▸ Direction:
Could you transcribe every record below exactly as written, leaving out any pictures?

▸ Provided material:
## START

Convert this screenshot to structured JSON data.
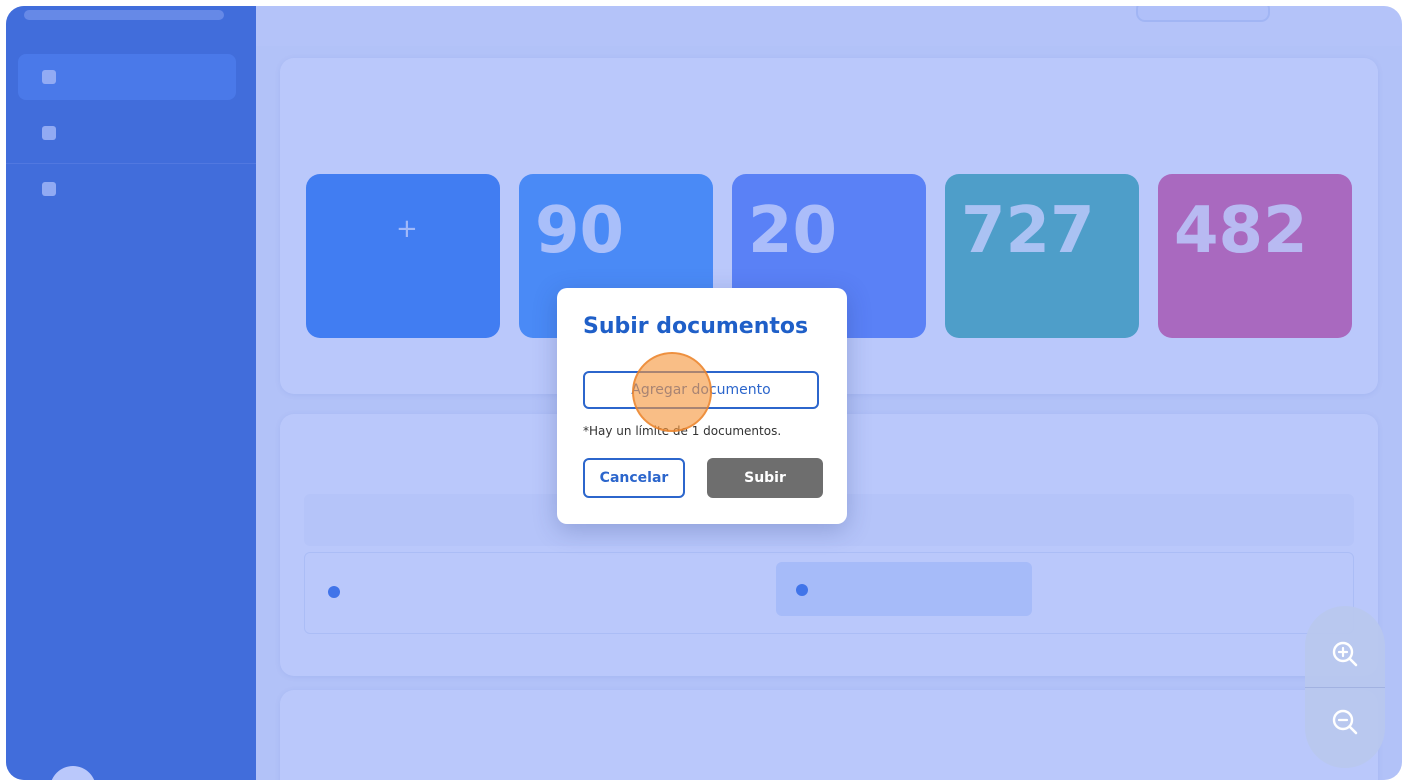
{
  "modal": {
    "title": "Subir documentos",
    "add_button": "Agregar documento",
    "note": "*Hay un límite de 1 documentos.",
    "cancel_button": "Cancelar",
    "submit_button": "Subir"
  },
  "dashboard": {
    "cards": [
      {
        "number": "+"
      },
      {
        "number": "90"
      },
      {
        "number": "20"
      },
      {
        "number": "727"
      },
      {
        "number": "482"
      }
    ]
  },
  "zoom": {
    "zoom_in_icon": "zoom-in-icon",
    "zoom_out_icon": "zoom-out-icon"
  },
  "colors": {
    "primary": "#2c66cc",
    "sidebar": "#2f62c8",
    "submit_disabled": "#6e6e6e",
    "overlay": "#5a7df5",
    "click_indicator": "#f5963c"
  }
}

## END

▸ Result below:
Convert this screenshot to structured JSON data.
{
  "modal": {
    "title": "Subir documentos",
    "add_button": "Agregar documento",
    "note": "*Hay un límite de 1 documentos.",
    "cancel_button": "Cancelar",
    "submit_button": "Subir"
  },
  "dashboard": {
    "cards": [
      {
        "number": "+"
      },
      {
        "number": "90"
      },
      {
        "number": "20"
      },
      {
        "number": "727"
      },
      {
        "number": "482"
      }
    ]
  },
  "zoom": {
    "zoom_in_icon": "zoom-in-icon",
    "zoom_out_icon": "zoom-out-icon"
  },
  "colors": {
    "primary": "#2c66cc",
    "sidebar": "#2f62c8",
    "submit_disabled": "#6e6e6e",
    "overlay": "#5a7df5",
    "click_indicator": "#f5963c"
  }
}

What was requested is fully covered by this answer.